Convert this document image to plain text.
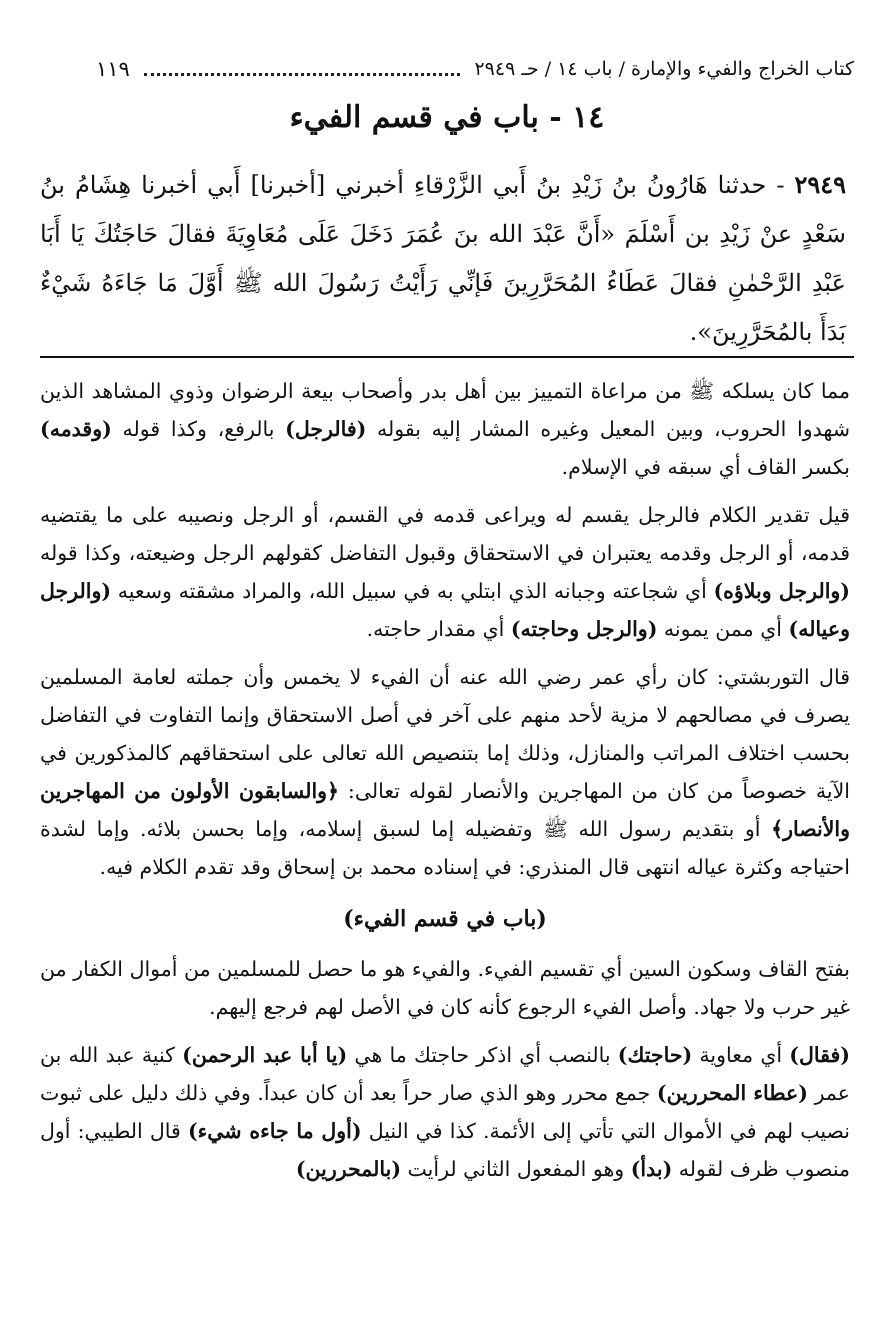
كتاب الخراج والفيء والإمارة / باب ١٤ / حـ ٢٩٤٩
١١٩
١٤ - باب في قسم الفيء
٢٩٤٩ - حدثنا هَارُونُ بنُ زَيْدِ بنُ أَبي الزَّرْقاءِ أخبرني [أخبرنا] أَبي أخبرنا هِشَامُ بنُ سَعْدٍ عنْ زَيْدِ بن أَسْلَمَ «أَنَّ عَبْدَ الله بنَ عُمَرَ دَخَلَ عَلَى مُعَاوِيَةَ فقالَ حَاجَتُكَ يَا أَبَا عَبْدِ الرَّحْمٰنِ فقالَ عَطَاءُ المُحَرَّرِينَ فَإنِّي رَأَيْتُ رَسُولَ الله ﷺ أَوَّلَ مَا جَاءَهُ شَيْءٌ بَدَأَ بالمُحَرَّرِينَ».

مما كان يسلكه ﷺ من مراعاة التمييز بين أهل بدر وأصحاب بيعة الرضوان وذوي المشاهد الذين شهدوا الحروب، وبين المعيل وغيره المشار إليه بقوله (فالرجل) بالرفع، وكذا قوله (وقدمه) بكسر القاف أي سبقه في الإسلام.

قيل تقدير الكلام فالرجل يقسم له ويراعى قدمه في القسم، أو الرجل ونصيبه على ما يقتضيه قدمه، أو الرجل وقدمه يعتبران في الاستحقاق وقبول التفاضل كقولهم الرجل وضيعته، وكذا قوله (والرجل وبلاؤه) أي شجاعته وجبانه الذي ابتلي به في سبيل الله، والمراد مشقته وسعيه (والرجل وعياله) أي ممن يمونه (والرجل وحاجته) أي مقدار حاجته.

قال التوربشتي: كان رأي عمر رضي الله عنه أن الفيء لا يخمس وأن جملته لعامة المسلمين يصرف في مصالحهم لا مزية لأحد منهم على آخر في أصل الاستحقاق وإنما التفاوت في التفاضل بحسب اختلاف المراتب والمنازل، وذلك إما بتنصيص الله تعالى على استحقاقهم كالمذكورين في الآية خصوصاً من كان من المهاجرين والأنصار لقوله تعالى: ﴿والسابقون الأولون من المهاجرين والأنصار﴾ أو بتقديم رسول الله ﷺ وتفضيله إما لسبق إسلامه، وإما بحسن بلائه. وإما لشدة احتياجه وكثرة عياله انتهى قال المنذري: في إسناده محمد بن إسحاق وقد تقدم الكلام فيه.

(باب في قسم الفيء)

بفتح القاف وسكون السين أي تقسيم الفيء. والفيء هو ما حصل للمسلمين من أموال الكفار من غير حرب ولا جهاد. وأصل الفيء الرجوع كأنه كان في الأصل لهم فرجع إليهم.

(فقال) أي معاوية (حاجتك) بالنصب أي اذكر حاجتك ما هي (يا أبا عبد الرحمن) كنية عبد الله بن عمر (عطاء المحررين) جمع محرر وهو الذي صار حراً بعد أن كان عبداً. وفي ذلك دليل على ثبوت نصيب لهم في الأموال التي تأتي إلى الأئمة. كذا في النيل (أول ما جاءه شيء) قال الطيبي: أول منصوب ظرف لقوله (بدأ) وهو المفعول الثاني لرأيت (بالمحررين)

+ + +

◆ Short exercise
Pick out the lines containing the word "والفيء" and show them.

◆ The answer
كتاب الخراج والفيء والإمارة / باب ١٤ / حـ ٢٩٤٩
بفتح القاف وسكون السين أي تقسيم الفيء. والفيء هو ما حصل للمسلمين من أموال الكفار من غير حرب ولا جهاد. وأصل الفيء الرجوع كأنه كان في الأصل لهم فرجع إليهم.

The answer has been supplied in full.